TASK PROMPT →
Wherever the word "муниципальными" shows up in a line, please copy that line.

Collected data entries:
================================

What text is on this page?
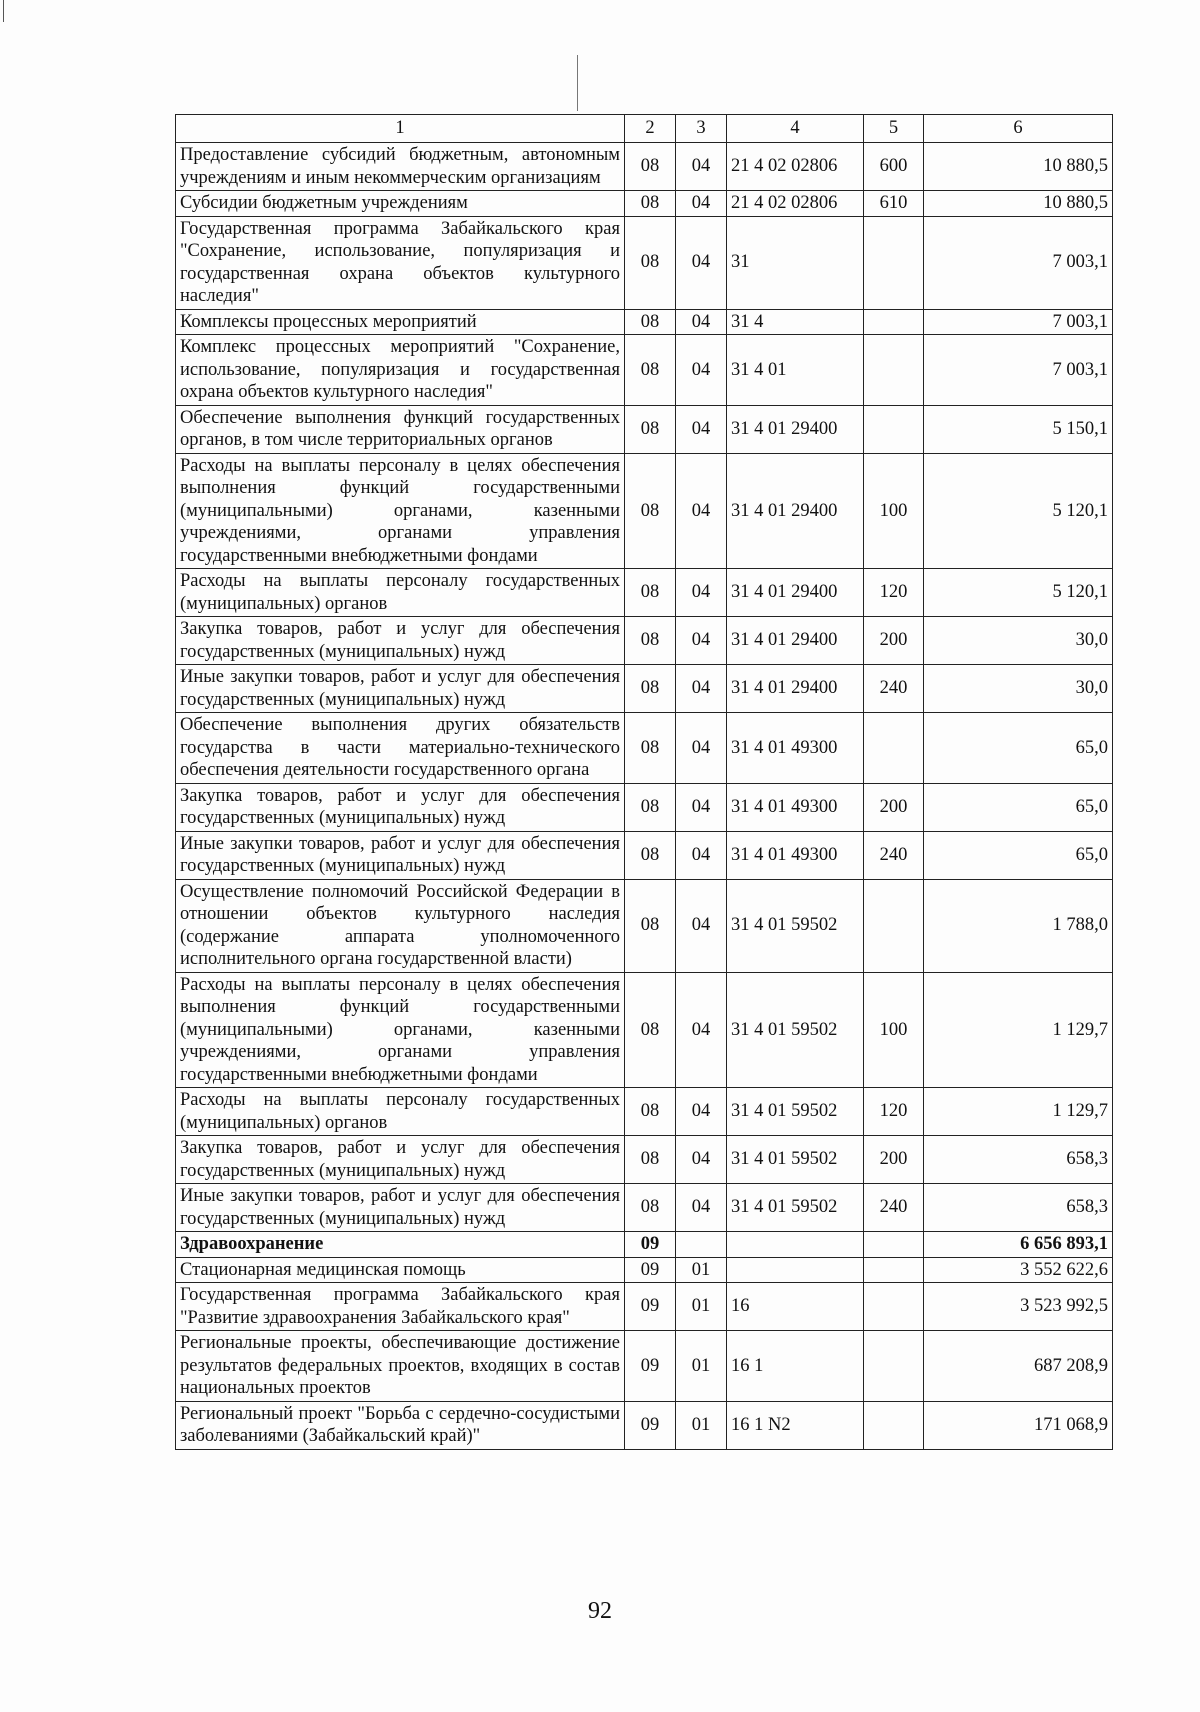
1	2	3	4	5	6
Предоставление субсидий бюджетным, автономным учреждениям и иным некоммерческим организациям	08	04	21 4 02 02806	600	10 880,5
Субсидии бюджетным учреждениям	08	04	21 4 02 02806	610	10 880,5
Государственная программа Забайкальского края "Сохранение, использование, популяризация и государственная охрана объектов культурного наследия"	08	04	31		7 003,1
Комплексы процессных мероприятий	08	04	31 4		7 003,1
Комплекс процессных мероприятий "Сохранение, использование, популяризация и государственная охрана объектов культурного наследия"	08	04	31 4 01		7 003,1
Обеспечение выполнения функций государственных органов, в том числе территориальных органов	08	04	31 4 01 29400		5 150,1
Расходы на выплаты персоналу в целях обеспечения выполнения функций государственными (муниципальными) органами, казенными учреждениями, органами управления государственными внебюджетными фондами	08	04	31 4 01 29400	100	5 120,1
Расходы на выплаты персоналу государственных (муниципальных) органов	08	04	31 4 01 29400	120	5 120,1
Закупка товаров, работ и услуг для обеспечения государственных (муниципальных) нужд	08	04	31 4 01 29400	200	30,0
Иные закупки товаров, работ и услуг для обеспечения государственных (муниципальных) нужд	08	04	31 4 01 29400	240	30,0
Обеспечение выполнения других обязательств государства в части материально-технического обеспечения деятельности государственного органа	08	04	31 4 01 49300		65,0
Закупка товаров, работ и услуг для обеспечения государственных (муниципальных) нужд	08	04	31 4 01 49300	200	65,0
Иные закупки товаров, работ и услуг для обеспечения государственных (муниципальных) нужд	08	04	31 4 01 49300	240	65,0
Осуществление полномочий Российской Федерации в отношении объектов культурного наследия (содержание аппарата уполномоченного исполнительного органа государственной власти)	08	04	31 4 01 59502		1 788,0
Расходы на выплаты персоналу в целях обеспечения выполнения функций государственными (муниципальными) органами, казенными учреждениями, органами управления государственными внебюджетными фондами	08	04	31 4 01 59502	100	1 129,7
Расходы на выплаты персоналу государственных (муниципальных) органов	08	04	31 4 01 59502	120	1 129,7
Закупка товаров, работ и услуг для обеспечения государственных (муниципальных) нужд	08	04	31 4 01 59502	200	658,3
Иные закупки товаров, работ и услуг для обеспечения государственных (муниципальных) нужд	08	04	31 4 01 59502	240	658,3
Здравоохранение	09				6 656 893,1
Стационарная медицинская помощь	09	01			3 552 622,6
Государственная программа Забайкальского края "Развитие здравоохранения Забайкальского края"	09	01	16		3 523 992,5
Региональные проекты, обеспечивающие достижение результатов федеральных проектов, входящих в состав национальных проектов	09	01	16 1		687 208,9
Региональный проект "Борьба с сердечно-сосудистыми заболеваниями (Забайкальский край)"	09	01	16 1 N2		171 068,9
92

================================

EXERCISE RESPONSE →
Расходы на выплаты персоналу в целях обеспечения выполнения функций государственными (муниципальными) органами, казенными учреждениями, органами управления государственными внебюджетными фондами	08	04	31 4 01 29400	100	5 120,1
Расходы на выплаты персоналу в целях обеспечения выполнения функций государственными (муниципальными) органами, казенными учреждениями, органами управления государственными внебюджетными фондами	08	04	31 4 01 59502	100	1 129,7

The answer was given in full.